— Start of Task data —

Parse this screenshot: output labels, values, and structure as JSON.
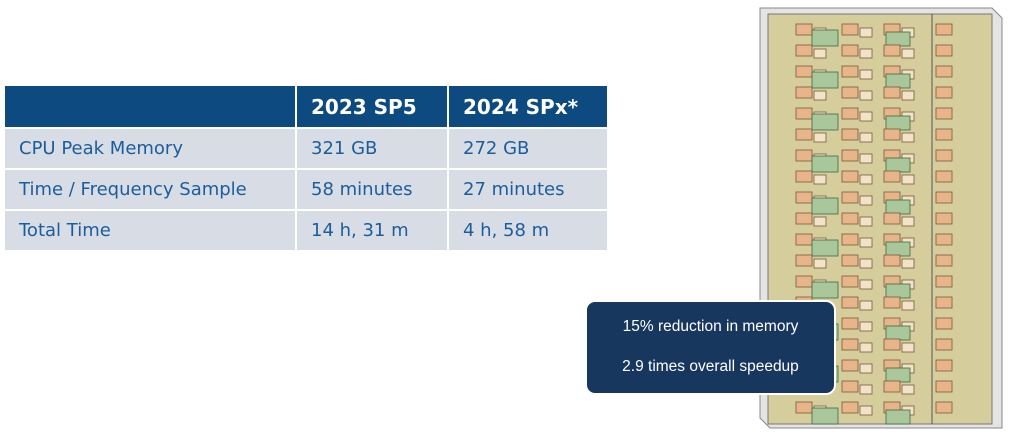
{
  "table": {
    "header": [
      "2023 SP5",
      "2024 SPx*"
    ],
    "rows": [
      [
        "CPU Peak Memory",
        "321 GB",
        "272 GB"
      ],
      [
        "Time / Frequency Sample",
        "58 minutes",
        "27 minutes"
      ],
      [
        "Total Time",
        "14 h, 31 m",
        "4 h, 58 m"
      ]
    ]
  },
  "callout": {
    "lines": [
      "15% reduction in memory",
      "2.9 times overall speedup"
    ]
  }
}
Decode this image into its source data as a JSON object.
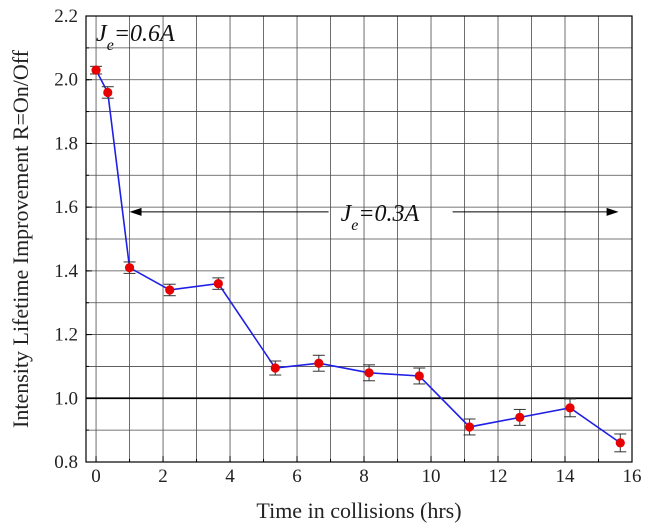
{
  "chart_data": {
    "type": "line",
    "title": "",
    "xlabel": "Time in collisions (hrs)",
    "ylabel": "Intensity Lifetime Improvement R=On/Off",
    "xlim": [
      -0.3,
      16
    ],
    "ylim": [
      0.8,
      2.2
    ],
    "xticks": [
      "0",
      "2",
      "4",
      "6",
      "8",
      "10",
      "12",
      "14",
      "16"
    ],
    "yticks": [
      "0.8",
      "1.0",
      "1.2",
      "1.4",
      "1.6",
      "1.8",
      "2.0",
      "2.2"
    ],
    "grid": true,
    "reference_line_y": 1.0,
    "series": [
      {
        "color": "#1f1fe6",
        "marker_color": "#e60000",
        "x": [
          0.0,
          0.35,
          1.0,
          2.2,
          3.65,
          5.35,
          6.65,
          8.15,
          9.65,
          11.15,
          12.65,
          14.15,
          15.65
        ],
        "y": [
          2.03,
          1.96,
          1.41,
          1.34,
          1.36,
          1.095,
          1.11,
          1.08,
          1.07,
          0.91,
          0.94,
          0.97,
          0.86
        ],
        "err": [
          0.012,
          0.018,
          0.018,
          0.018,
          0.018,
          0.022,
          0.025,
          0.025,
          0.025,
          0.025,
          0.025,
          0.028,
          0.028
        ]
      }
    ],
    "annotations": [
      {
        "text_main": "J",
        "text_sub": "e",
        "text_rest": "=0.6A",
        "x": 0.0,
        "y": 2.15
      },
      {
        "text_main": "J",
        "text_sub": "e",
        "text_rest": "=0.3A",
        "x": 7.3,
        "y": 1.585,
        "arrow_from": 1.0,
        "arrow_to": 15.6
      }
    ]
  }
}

— End of Task data —

• Task statement: Quote the entries in full. Any image among them is to be omitted from the copy.

• Answer:
Parse this screenshot: output labels, values, and structure as JSON.
{
  "table": {
    "header": [
      "2023 SP5",
      "2024 SPx*"
    ],
    "rows": [
      [
        "CPU Peak Memory",
        "321 GB",
        "272 GB"
      ],
      [
        "Time / Frequency Sample",
        "58 minutes",
        "27 minutes"
      ],
      [
        "Total Time",
        "14 h, 31 m",
        "4 h, 58 m"
      ]
    ]
  },
  "callout": {
    "lines": [
      "15% reduction in memory",
      "2.9 times overall speedup"
    ]
  }
}
Decode this image into its source data as a JSON object.
{
  "chart_data": {
    "type": "line",
    "title": "",
    "xlabel": "Time in collisions (hrs)",
    "ylabel": "Intensity Lifetime Improvement R=On/Off",
    "xlim": [
      -0.3,
      16
    ],
    "ylim": [
      0.8,
      2.2
    ],
    "xticks": [
      "0",
      "2",
      "4",
      "6",
      "8",
      "10",
      "12",
      "14",
      "16"
    ],
    "yticks": [
      "0.8",
      "1.0",
      "1.2",
      "1.4",
      "1.6",
      "1.8",
      "2.0",
      "2.2"
    ],
    "grid": true,
    "reference_line_y": 1.0,
    "series": [
      {
        "color": "#1f1fe6",
        "marker_color": "#e60000",
        "x": [
          0.0,
          0.35,
          1.0,
          2.2,
          3.65,
          5.35,
          6.65,
          8.15,
          9.65,
          11.15,
          12.65,
          14.15,
          15.65
        ],
        "y": [
          2.03,
          1.96,
          1.41,
          1.34,
          1.36,
          1.095,
          1.11,
          1.08,
          1.07,
          0.91,
          0.94,
          0.97,
          0.86
        ],
        "err": [
          0.012,
          0.018,
          0.018,
          0.018,
          0.018,
          0.022,
          0.025,
          0.025,
          0.025,
          0.025,
          0.025,
          0.028,
          0.028
        ]
      }
    ],
    "annotations": [
      {
        "text_main": "J",
        "text_sub": "e",
        "text_rest": "=0.6A",
        "x": 0.0,
        "y": 2.15
      },
      {
        "text_main": "J",
        "text_sub": "e",
        "text_rest": "=0.3A",
        "x": 7.3,
        "y": 1.585,
        "arrow_from": 1.0,
        "arrow_to": 15.6
      }
    ]
  }
}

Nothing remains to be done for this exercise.